Input:
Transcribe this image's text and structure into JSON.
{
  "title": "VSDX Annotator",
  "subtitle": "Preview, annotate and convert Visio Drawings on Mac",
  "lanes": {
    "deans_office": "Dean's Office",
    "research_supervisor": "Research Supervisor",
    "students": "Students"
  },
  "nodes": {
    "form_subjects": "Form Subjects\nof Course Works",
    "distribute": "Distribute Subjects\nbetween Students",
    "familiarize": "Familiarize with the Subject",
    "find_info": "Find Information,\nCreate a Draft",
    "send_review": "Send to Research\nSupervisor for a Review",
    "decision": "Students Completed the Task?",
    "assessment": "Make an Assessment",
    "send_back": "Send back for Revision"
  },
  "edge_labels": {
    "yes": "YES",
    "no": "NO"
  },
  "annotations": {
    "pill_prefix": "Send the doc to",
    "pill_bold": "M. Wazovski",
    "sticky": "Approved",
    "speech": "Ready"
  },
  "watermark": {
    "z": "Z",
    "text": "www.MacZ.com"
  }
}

What the task requires: Retype the listing above in full, with no alterations.

Expected answer:
Transcribe this image's text and structure into JSON.
{
  "title": "VSDX Annotator",
  "subtitle": "Preview, annotate and convert Visio Drawings on Mac",
  "lanes": {
    "deans_office": "Dean's Office",
    "research_supervisor": "Research Supervisor",
    "students": "Students"
  },
  "nodes": {
    "form_subjects": "Form Subjects\nof Course Works",
    "distribute": "Distribute Subjects\nbetween Students",
    "familiarize": "Familiarize with the Subject",
    "find_info": "Find Information,\nCreate a Draft",
    "send_review": "Send to Research\nSupervisor for a Review",
    "decision": "Students Completed the Task?",
    "assessment": "Make an Assessment",
    "send_back": "Send back for Revision"
  },
  "edge_labels": {
    "yes": "YES",
    "no": "NO"
  },
  "annotations": {
    "pill_prefix": "Send the doc to",
    "pill_bold": "M. Wazovski",
    "sticky": "Approved",
    "speech": "Ready"
  },
  "watermark": {
    "z": "Z",
    "text": "www.MacZ.com"
  }
}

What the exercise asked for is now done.